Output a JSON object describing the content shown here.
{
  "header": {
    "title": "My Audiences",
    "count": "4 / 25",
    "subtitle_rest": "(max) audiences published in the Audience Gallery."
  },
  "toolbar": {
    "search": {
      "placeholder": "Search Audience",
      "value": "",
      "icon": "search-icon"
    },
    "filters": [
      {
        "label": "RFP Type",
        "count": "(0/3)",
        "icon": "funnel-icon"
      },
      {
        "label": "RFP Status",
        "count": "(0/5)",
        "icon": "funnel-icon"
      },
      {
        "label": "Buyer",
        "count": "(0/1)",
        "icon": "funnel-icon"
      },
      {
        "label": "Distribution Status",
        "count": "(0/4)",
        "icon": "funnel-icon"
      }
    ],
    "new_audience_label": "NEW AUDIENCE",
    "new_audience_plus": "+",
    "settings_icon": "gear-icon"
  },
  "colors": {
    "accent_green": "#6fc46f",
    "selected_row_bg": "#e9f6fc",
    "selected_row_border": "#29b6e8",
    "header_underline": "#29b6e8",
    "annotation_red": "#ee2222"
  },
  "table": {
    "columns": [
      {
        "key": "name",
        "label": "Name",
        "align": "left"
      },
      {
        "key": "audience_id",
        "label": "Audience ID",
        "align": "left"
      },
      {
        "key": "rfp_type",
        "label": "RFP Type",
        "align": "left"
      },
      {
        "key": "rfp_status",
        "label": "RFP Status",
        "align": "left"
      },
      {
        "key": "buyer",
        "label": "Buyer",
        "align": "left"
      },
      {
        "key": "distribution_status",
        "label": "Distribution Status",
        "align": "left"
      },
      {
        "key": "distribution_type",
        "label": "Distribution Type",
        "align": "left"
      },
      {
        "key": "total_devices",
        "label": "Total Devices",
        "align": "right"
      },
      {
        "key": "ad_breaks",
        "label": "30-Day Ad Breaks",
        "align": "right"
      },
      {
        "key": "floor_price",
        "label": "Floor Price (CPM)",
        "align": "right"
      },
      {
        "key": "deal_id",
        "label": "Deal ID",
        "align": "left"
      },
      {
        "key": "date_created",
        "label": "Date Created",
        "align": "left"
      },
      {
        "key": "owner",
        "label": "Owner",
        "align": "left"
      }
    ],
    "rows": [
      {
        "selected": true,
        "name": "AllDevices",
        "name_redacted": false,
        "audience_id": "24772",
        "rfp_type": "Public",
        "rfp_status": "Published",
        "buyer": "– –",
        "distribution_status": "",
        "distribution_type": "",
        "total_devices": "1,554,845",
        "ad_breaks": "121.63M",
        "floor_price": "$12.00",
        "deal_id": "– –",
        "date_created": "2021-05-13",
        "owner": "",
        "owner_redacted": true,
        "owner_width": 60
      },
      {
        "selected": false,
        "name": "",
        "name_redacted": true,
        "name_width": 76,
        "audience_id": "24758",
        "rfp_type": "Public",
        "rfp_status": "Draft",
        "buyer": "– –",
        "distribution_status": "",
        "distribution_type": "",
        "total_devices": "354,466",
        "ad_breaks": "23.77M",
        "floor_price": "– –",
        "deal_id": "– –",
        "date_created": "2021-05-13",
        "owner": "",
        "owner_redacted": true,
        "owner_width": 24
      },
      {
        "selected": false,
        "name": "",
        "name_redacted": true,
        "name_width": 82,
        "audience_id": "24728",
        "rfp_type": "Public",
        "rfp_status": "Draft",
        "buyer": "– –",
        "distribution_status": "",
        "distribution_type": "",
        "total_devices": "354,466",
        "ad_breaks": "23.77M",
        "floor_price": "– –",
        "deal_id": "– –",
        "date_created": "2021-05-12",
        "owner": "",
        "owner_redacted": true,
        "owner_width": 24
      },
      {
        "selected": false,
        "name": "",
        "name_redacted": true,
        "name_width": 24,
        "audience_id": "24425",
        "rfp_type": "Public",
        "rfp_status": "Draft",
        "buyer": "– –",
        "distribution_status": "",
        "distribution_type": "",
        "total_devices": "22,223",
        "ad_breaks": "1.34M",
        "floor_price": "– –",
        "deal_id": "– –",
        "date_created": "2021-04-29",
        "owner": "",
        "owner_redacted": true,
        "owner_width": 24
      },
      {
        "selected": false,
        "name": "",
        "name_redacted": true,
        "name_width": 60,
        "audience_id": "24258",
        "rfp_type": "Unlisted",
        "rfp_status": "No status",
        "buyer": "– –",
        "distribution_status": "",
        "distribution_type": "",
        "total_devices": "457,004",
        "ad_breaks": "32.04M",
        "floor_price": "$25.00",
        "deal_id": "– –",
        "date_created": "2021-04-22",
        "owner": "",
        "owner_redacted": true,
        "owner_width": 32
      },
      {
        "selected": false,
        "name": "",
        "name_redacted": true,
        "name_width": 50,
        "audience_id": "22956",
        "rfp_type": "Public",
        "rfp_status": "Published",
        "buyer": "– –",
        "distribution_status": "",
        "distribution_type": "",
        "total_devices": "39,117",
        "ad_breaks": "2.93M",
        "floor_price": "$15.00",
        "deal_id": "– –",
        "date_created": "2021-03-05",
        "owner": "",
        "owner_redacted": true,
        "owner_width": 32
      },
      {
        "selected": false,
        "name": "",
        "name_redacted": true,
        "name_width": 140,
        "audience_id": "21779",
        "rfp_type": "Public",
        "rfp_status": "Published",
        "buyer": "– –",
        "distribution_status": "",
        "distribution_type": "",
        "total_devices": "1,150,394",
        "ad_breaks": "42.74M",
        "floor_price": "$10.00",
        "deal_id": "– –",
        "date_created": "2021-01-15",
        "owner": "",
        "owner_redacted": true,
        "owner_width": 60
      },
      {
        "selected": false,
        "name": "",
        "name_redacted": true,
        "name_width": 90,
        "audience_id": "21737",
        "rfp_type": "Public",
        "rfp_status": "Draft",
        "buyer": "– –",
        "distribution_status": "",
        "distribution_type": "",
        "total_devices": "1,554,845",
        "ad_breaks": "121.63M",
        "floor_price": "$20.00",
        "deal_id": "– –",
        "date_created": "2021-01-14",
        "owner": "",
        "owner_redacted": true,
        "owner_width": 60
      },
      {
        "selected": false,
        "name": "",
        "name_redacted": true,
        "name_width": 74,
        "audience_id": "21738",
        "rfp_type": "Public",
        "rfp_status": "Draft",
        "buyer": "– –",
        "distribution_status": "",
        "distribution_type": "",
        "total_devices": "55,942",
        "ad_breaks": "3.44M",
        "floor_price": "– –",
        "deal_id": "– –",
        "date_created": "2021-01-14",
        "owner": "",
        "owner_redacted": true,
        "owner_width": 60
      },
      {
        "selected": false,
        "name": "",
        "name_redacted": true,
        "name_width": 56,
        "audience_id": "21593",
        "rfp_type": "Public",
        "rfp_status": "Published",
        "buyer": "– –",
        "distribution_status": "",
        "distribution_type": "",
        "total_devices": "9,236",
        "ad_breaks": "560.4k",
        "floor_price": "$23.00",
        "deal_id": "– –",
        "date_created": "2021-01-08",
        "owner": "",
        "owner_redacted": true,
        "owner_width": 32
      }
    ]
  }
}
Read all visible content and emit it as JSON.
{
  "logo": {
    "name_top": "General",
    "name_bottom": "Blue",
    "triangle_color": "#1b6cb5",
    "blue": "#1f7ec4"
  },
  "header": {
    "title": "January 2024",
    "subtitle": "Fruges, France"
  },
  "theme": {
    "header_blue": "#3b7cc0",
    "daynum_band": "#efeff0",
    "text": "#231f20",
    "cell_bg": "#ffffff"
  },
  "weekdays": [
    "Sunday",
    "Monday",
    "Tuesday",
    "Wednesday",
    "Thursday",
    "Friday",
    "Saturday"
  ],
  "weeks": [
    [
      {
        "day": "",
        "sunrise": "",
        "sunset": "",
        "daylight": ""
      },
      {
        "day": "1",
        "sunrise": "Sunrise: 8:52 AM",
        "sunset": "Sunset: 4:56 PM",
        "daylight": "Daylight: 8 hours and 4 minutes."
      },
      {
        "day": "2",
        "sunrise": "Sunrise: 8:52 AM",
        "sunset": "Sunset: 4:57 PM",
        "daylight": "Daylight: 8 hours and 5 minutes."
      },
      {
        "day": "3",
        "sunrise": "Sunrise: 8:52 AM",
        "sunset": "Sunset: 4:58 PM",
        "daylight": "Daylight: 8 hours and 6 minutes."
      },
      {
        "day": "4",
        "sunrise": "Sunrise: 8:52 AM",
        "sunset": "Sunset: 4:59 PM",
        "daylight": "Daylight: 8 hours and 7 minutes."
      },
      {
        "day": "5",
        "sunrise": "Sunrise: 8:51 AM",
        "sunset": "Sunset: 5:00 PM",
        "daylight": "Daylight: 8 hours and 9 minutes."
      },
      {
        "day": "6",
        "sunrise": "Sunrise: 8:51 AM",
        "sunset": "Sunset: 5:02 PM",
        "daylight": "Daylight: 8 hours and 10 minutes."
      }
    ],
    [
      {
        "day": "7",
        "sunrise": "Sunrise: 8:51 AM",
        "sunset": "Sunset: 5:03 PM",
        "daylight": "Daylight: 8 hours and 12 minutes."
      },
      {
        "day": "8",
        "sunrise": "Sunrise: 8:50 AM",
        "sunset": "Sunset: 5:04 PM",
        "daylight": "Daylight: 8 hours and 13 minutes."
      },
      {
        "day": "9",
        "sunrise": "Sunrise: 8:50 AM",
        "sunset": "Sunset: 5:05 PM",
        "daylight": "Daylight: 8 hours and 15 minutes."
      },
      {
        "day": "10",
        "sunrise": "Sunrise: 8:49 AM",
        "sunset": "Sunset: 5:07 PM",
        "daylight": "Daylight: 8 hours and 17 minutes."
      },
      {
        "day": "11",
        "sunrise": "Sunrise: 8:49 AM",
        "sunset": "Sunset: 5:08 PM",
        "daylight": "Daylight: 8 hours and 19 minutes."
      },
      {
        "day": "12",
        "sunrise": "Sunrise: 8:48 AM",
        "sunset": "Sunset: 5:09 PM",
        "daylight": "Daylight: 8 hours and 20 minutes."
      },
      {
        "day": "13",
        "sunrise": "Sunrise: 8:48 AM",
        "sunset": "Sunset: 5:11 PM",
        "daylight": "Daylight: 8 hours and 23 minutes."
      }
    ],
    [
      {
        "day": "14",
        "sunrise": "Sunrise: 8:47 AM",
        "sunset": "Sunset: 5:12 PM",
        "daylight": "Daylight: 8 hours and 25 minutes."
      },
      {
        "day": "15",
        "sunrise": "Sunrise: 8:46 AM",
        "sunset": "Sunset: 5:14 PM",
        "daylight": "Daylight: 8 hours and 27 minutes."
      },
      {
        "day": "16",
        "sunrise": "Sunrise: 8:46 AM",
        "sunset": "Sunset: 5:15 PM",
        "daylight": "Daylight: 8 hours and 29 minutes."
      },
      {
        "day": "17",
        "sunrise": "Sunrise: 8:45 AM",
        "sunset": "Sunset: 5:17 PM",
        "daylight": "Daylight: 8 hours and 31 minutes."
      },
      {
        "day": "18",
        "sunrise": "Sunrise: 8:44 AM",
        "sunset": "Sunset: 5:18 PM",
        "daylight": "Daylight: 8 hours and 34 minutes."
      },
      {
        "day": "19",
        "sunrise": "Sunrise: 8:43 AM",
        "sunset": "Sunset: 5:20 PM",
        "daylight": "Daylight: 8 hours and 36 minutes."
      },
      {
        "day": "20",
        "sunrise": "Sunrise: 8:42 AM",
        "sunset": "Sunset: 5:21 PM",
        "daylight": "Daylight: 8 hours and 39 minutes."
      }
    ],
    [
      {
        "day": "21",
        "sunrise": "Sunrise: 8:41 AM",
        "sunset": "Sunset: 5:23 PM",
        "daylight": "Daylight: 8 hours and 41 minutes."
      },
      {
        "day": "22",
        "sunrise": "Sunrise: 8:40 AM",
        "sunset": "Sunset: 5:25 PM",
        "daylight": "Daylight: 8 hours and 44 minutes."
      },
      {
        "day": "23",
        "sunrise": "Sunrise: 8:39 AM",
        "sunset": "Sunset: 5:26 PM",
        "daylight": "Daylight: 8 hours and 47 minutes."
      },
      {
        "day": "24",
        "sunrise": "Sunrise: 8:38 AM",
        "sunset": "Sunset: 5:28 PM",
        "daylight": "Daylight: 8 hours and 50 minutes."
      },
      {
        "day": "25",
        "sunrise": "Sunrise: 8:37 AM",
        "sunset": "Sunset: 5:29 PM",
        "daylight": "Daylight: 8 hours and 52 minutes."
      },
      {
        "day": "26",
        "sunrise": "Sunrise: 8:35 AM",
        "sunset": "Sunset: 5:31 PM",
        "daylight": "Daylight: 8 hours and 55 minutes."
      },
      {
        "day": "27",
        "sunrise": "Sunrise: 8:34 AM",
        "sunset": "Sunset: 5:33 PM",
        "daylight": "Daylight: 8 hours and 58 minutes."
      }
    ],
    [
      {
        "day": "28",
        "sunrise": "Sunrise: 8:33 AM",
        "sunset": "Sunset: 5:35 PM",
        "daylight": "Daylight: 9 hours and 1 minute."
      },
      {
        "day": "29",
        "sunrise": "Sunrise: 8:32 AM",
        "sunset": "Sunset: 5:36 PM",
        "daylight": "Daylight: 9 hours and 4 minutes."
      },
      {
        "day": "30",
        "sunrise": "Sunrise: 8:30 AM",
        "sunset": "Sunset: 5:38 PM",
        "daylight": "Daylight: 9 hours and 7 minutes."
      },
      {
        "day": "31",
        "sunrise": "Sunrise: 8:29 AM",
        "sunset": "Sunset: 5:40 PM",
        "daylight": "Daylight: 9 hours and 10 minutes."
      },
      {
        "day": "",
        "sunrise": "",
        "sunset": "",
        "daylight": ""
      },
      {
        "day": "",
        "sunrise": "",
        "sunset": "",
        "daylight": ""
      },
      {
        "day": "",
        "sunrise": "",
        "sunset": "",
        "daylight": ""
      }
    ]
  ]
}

Work instructions
Gather all the lines that include the word "count" and copy them out.

Response for this exercise
    "count": "4 / 25",
        "count": "(0/3)",
        "count": "(0/5)",
        "count": "(0/1)",
        "count": "(0/4)",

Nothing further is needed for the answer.